## START
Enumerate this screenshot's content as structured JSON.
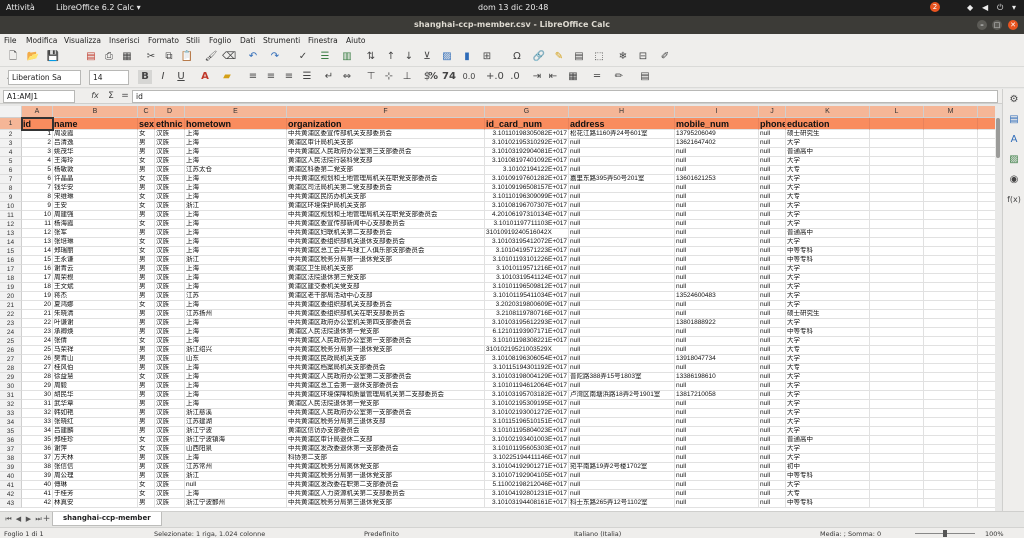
{
  "system_bar": {
    "activities": "Attività",
    "app_menu": "LibreOffice 6.2 Calc ▾",
    "clock": "dom 13 dic  20:48",
    "notification_count": "2"
  },
  "window": {
    "title": "shanghai-ccp-member.csv - LibreOffice Calc",
    "close_glyph": "✕",
    "maximize_glyph": "□",
    "minimize_glyph": "–"
  },
  "menubar": [
    "File",
    "Modifica",
    "Visualizza",
    "Inserisci",
    "Formato",
    "Stili",
    "Foglio",
    "Dati",
    "Strumenti",
    "Finestra",
    "Aiuto"
  ],
  "toolbar": {
    "font_name": "Liberation Sa",
    "font_size": "14",
    "bold": "B",
    "italic": "I",
    "underline": "U",
    "percent": "%",
    "number_format": "74",
    "decimal": "0.0",
    "icons": [
      "new-icon",
      "open-icon",
      "save-icon",
      "export-pdf-icon",
      "print-icon",
      "print-preview-icon",
      "cut-icon",
      "copy-icon",
      "paste-icon",
      "clone-icon",
      "clear-icon",
      "undo-icon",
      "redo-icon",
      "spellcheck-icon",
      "row-icon",
      "column-icon",
      "sort-icon",
      "sort-ascending-icon",
      "sort-descending-icon",
      "autofilter-icon",
      "image-icon",
      "chart-icon",
      "pivot-table-icon",
      "special-character-icon",
      "hyperlink-icon",
      "comment-icon",
      "header-footer-icon",
      "define-print-area-icon",
      "freeze-icon",
      "split-window-icon",
      "show-draw-icon"
    ]
  },
  "formula_bar": {
    "name_box": "A1:AMJ1",
    "fx": "fx",
    "sum": "Σ",
    "equals": "=",
    "content": "id"
  },
  "columns": [
    {
      "letter": "A",
      "header": "id"
    },
    {
      "letter": "B",
      "header": "name"
    },
    {
      "letter": "C",
      "header": "sex"
    },
    {
      "letter": "D",
      "header": "ethnic"
    },
    {
      "letter": "E",
      "header": "hometown"
    },
    {
      "letter": "F",
      "header": "organization"
    },
    {
      "letter": "G",
      "header": "id_card_num"
    },
    {
      "letter": "H",
      "header": "address"
    },
    {
      "letter": "I",
      "header": "mobile_num"
    },
    {
      "letter": "J",
      "header": "phone"
    },
    {
      "letter": "K",
      "header": "education"
    },
    {
      "letter": "L",
      "header": ""
    },
    {
      "letter": "M",
      "header": ""
    },
    {
      "letter": "N",
      "header": ""
    }
  ],
  "rows": [
    [
      "1",
      "周凌霞",
      "女",
      "汉族",
      "上海",
      "中共黄浦区委宣传部机关支部委员会",
      "3.10110198305082E+017",
      "松花江路1160弄24号601室",
      "13795206049",
      "null",
      "硕士研究生"
    ],
    [
      "2",
      "吕清逸",
      "男",
      "汉族",
      "上海",
      "黄浦区审计局机关支部",
      "3.10102195310292E+017",
      "null",
      "13621647402",
      "null",
      "大学"
    ],
    [
      "3",
      "姚茂华",
      "男",
      "汉族",
      "上海",
      "中共黄浦区人民政府办公室第三支部委员会",
      "3.10103192904081E+017",
      "null",
      "null",
      "null",
      "普通高中"
    ],
    [
      "4",
      "王海玲",
      "女",
      "汉族",
      "上海",
      "黄浦区人民法院行装科党支部",
      "3.10108197401092E+017",
      "null",
      "null",
      "null",
      "大学"
    ],
    [
      "5",
      "杨敏敦",
      "男",
      "汉族",
      "江苏太仓",
      "黄浦区科委第二党支部",
      "3.10102194122E+017",
      "null",
      "null",
      "null",
      "大专"
    ],
    [
      "6",
      "许晶晶",
      "女",
      "汉族",
      "上海",
      "中共黄浦区规划和土地管理局机关在职党支部委员会",
      "3.10109197601282E+017",
      "嘉里东路395弄50号201室",
      "13601621253",
      "null",
      "大学"
    ],
    [
      "7",
      "钱华安",
      "男",
      "汉族",
      "上海",
      "黄浦区司法局机关第二党支部委员会",
      "3.10109196508157E+017",
      "null",
      "null",
      "null",
      "大学"
    ],
    [
      "8",
      "宋维琳",
      "女",
      "汉族",
      "上海",
      "中共黄浦区民防办机关支部",
      "3.10110196309099E+017",
      "null",
      "null",
      "null",
      "大专"
    ],
    [
      "9",
      "王安",
      "女",
      "汉族",
      "浙江",
      "黄浦区环境保护局机关支部",
      "3.10108196707307E+017",
      "null",
      "null",
      "null",
      "大学"
    ],
    [
      "10",
      "周建强",
      "男",
      "汉族",
      "上海",
      "中共黄浦区规划和土地管理局机关在职党支部委员会",
      "4.20106197310134E+017",
      "null",
      "null",
      "null",
      "大学"
    ],
    [
      "11",
      "杨海霞",
      "女",
      "汉族",
      "上海",
      "中共黄浦区委宣传部新闻中心支部委员会",
      "3.10101197711103E+017",
      "null",
      "null",
      "null",
      "大学"
    ],
    [
      "12",
      "张军",
      "男",
      "汉族",
      "上海",
      "中共黄浦区妇联机关第二支部委员会",
      "31010919240516042X",
      "null",
      "null",
      "null",
      "普通高中"
    ],
    [
      "13",
      "张培琳",
      "女",
      "汉族",
      "上海",
      "中共黄浦区委组织部机关退休支部委员会",
      "3.10103195412072E+017",
      "null",
      "null",
      "null",
      "大学"
    ],
    [
      "14",
      "郑瑞丽",
      "女",
      "汉族",
      "上海",
      "中共黄浦区总工会乒乓球工人俱乐部支部委员会",
      "3.1010419571223E+017",
      "null",
      "null",
      "null",
      "中等专科"
    ],
    [
      "15",
      "王永谦",
      "男",
      "汉族",
      "浙江",
      "中共黄浦区税务分局第一退休党支部",
      "3.10101193101226E+017",
      "null",
      "null",
      "null",
      "中等专科"
    ],
    [
      "16",
      "谢青云",
      "男",
      "汉族",
      "上海",
      "黄浦区卫生局机关支部",
      "3.1010119571216E+017",
      "null",
      "null",
      "null",
      "大学"
    ],
    [
      "17",
      "周荣根",
      "男",
      "汉族",
      "上海",
      "黄浦区法院退休第三党支部",
      "3.1010319541124E+017",
      "null",
      "null",
      "null",
      "大学"
    ],
    [
      "18",
      "王文斌",
      "男",
      "汉族",
      "上海",
      "黄浦区建交委机关党支部",
      "3.10101196509812E+017",
      "null",
      "null",
      "null",
      "大学"
    ],
    [
      "19",
      "蒋杰",
      "男",
      "汉族",
      "江苏",
      "黄浦区老干部局活动中心支部",
      "3.10101195411034E+017",
      "null",
      "13524600483",
      "null",
      "大学"
    ],
    [
      "20",
      "夏鸿娜",
      "女",
      "汉族",
      "上海",
      "中共黄浦区委组织部机关支部委员会",
      "3.2020319800609E+017",
      "null",
      "null",
      "null",
      "大学"
    ],
    [
      "21",
      "朱晓清",
      "男",
      "汉族",
      "江苏扬州",
      "中共黄浦区委组织部机关在职支部委员会",
      "3.2108119780716E+017",
      "null",
      "null",
      "null",
      "硕士研究生"
    ],
    [
      "22",
      "叶谦谢",
      "男",
      "汉族",
      "上海",
      "中共黄浦区政府办公室机关第四支部委员会",
      "3.10103195612293E+017",
      "null",
      "13801888922",
      "null",
      "大学"
    ],
    [
      "23",
      "承卿焕",
      "男",
      "汉族",
      "上海",
      "黄浦区人民法院退休第一党支部",
      "6.12101193907171E+017",
      "null",
      "null",
      "null",
      "中等专科"
    ],
    [
      "24",
      "张倩",
      "女",
      "汉族",
      "上海",
      "中共黄浦区人民政府办公室第一支部委员会",
      "3.10101198308221E+017",
      "null",
      "null",
      "null",
      "大学"
    ],
    [
      "25",
      "马荣祥",
      "男",
      "汉族",
      "浙江绍兴",
      "中共黄浦区税务分局第一退休党支部",
      "31010219521003529X",
      "null",
      "null",
      "null",
      "大专"
    ],
    [
      "26",
      "樊青山",
      "男",
      "汉族",
      "山东",
      "中共黄浦区民政局机关支部",
      "3.10108196306054E+017",
      "null",
      "13918047734",
      "null",
      "大学"
    ],
    [
      "27",
      "桂风伯",
      "男",
      "汉族",
      "上海",
      "中共黄浦区档案局机关支部委员会",
      "3.10115194301192E+017",
      "null",
      "null",
      "null",
      "大专"
    ],
    [
      "28",
      "徐益慧",
      "女",
      "汉族",
      "上海",
      "中共黄浦区人民政府办公室第二支部委员会",
      "3.10103198004129E+017",
      "普陀路388弄15号1803室",
      "13386198610",
      "null",
      "大学"
    ],
    [
      "29",
      "周毅",
      "男",
      "汉族",
      "上海",
      "中共黄浦区总工会第一退休支部委员会",
      "3.10101194612064E+017",
      "null",
      "null",
      "null",
      "大学"
    ],
    [
      "30",
      "胡民华",
      "男",
      "汉族",
      "上海",
      "中共黄浦区环境保障和质量管理局机关第二支部委员会",
      "3.10103195703182E+017",
      "卢湾区南塘浜路18弄2号1901室",
      "13817210058",
      "null",
      "大学"
    ],
    [
      "31",
      "武华章",
      "男",
      "汉族",
      "上海",
      "黄浦区人民法院退休第一党支部",
      "3.10102195309195E+017",
      "null",
      "null",
      "null",
      "大学"
    ],
    [
      "32",
      "韩如艳",
      "男",
      "汉族",
      "浙江慈溪",
      "中共黄浦区人民政府办公室第一支部委员会",
      "3.10102193001272E+017",
      "null",
      "null",
      "null",
      "大学"
    ],
    [
      "33",
      "张晓红",
      "男",
      "汉族",
      "江苏建湖",
      "中共黄浦区税务分局第三退休支部",
      "3.10115196510151E+017",
      "null",
      "null",
      "null",
      "大学"
    ],
    [
      "34",
      "吕建麟",
      "男",
      "汉族",
      "浙江宁波",
      "黄浦区信访办支部委员会",
      "3.10101195804023E+017",
      "null",
      "null",
      "null",
      "大学"
    ],
    [
      "35",
      "郑桂珍",
      "女",
      "汉族",
      "浙江宁波镇海",
      "中共黄浦区审计局退休二支部",
      "3.10102193401003E+017",
      "null",
      "null",
      "null",
      "普通高中"
    ],
    [
      "36",
      "谢萍",
      "女",
      "汉族",
      "山西阳泉",
      "中共黄浦区发改委退休第一支部委员会",
      "3.10101195605303E+017",
      "null",
      "null",
      "null",
      "大学"
    ],
    [
      "37",
      "方天林",
      "男",
      "汉族",
      "上海",
      "科协第二支部",
      "3.10225194411146E+017",
      "null",
      "null",
      "null",
      "大学"
    ],
    [
      "38",
      "张信信",
      "男",
      "汉族",
      "江苏常州",
      "中共黄浦区税务分局离休党支部",
      "3.10104192901271E+017",
      "宛平南路19弄2号楼1702室",
      "null",
      "null",
      "初中"
    ],
    [
      "39",
      "周公理",
      "男",
      "汉族",
      "浙江",
      "中共黄浦区税务分局第一退休党支部",
      "3.10107192904105E+017",
      "null",
      "null",
      "null",
      "中等专科"
    ],
    [
      "40",
      "傅琳",
      "女",
      "汉族",
      "null",
      "中共黄浦区发改委在职第二支部委员会",
      "5.11002198212046E+017",
      "null",
      "null",
      "null",
      "大学"
    ],
    [
      "41",
      "于桂芳",
      "女",
      "汉族",
      "上海",
      "中共黄浦区人力资源机关第二支部委员会",
      "3.10104192801231E+017",
      "null",
      "null",
      "null",
      "大专"
    ],
    [
      "42",
      "林真安",
      "男",
      "汉族",
      "浙江宁波鄞州",
      "中共黄浦区税务分局第三退休党支部",
      "3.10103194408161E+017",
      "科士东路265弄12号1102室",
      "null",
      "null",
      "中等专科"
    ]
  ],
  "sheet_tab": "shanghai-ccp-member",
  "status": {
    "sheet": "Foglio 1 di 1",
    "selection": "Selezionate: 1 riga, 1.024 colonne",
    "style": "Predefinito",
    "language": "Italiano (Italia)",
    "summary": "Media: ; Somma: 0",
    "zoom": "100%"
  },
  "colors": {
    "header_fill": "#f98c5e",
    "selected_header": "#f5b697",
    "ubuntu_orange": "#e95420"
  }
}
## END
» **EXERCISE BRIEF**
Working from the listing above, pick out every line that has "LibreOffice" and copy it.

» **RESULT**
    "app_menu": "LibreOffice 6.2 Calc ▾",
    "title": "shanghai-ccp-member.csv - LibreOffice Calc",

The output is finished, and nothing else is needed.